⟨

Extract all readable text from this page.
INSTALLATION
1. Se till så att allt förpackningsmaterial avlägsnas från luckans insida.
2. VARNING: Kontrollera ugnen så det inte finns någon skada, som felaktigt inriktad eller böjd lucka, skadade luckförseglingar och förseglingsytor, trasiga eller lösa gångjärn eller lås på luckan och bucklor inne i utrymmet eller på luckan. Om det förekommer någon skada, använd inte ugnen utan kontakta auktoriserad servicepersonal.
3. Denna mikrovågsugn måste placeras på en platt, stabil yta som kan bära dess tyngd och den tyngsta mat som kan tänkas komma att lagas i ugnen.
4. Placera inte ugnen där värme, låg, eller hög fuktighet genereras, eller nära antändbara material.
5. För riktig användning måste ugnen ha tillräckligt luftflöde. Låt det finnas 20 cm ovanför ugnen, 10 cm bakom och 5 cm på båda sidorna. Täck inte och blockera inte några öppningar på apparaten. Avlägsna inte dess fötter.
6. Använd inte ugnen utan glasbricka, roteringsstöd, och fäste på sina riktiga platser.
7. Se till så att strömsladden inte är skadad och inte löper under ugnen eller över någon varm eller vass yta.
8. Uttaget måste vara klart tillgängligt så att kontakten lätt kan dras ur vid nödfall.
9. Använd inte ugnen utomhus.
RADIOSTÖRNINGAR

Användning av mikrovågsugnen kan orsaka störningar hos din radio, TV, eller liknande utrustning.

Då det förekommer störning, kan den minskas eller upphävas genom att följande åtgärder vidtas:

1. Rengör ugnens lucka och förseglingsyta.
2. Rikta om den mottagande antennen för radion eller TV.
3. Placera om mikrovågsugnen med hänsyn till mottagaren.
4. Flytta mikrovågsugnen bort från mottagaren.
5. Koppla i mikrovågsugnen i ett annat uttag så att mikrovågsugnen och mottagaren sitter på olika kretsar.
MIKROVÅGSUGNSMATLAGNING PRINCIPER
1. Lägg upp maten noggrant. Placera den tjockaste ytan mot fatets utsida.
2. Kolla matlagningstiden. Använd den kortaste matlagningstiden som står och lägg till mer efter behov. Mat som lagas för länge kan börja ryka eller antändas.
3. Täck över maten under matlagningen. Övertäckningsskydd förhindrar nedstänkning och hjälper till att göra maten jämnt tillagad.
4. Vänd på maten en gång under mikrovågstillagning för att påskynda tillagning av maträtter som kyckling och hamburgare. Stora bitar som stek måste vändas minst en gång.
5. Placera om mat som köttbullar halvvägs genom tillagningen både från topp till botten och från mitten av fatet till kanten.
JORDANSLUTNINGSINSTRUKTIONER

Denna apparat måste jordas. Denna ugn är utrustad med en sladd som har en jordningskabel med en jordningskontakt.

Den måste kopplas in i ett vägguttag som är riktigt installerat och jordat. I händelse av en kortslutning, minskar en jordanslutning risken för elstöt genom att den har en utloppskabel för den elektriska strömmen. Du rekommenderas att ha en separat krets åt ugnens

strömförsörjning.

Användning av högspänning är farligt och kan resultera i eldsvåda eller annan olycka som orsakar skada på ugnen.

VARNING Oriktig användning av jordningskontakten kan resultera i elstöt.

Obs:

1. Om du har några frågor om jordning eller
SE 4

⟩

**Instructions to follow:**
Would you please copy all lines in the data that contain the word "VARNING"?

**Solution to the problem:**
2. VARNING: Kontrollera ugnen så det inte finns någon skada, som felaktigt inriktad eller böjd lucka, skadade luckförseglingar och förseglingsytor, trasiga eller lösa gångjärn eller lås på luckan och bucklor inne i utrymmet eller på luckan. Om det förekommer någon skada, använd inte ugnen utan kontakta auktoriserad servicepersonal.
VARNING Oriktig användning av jordningskontakten kan resultera i elstöt.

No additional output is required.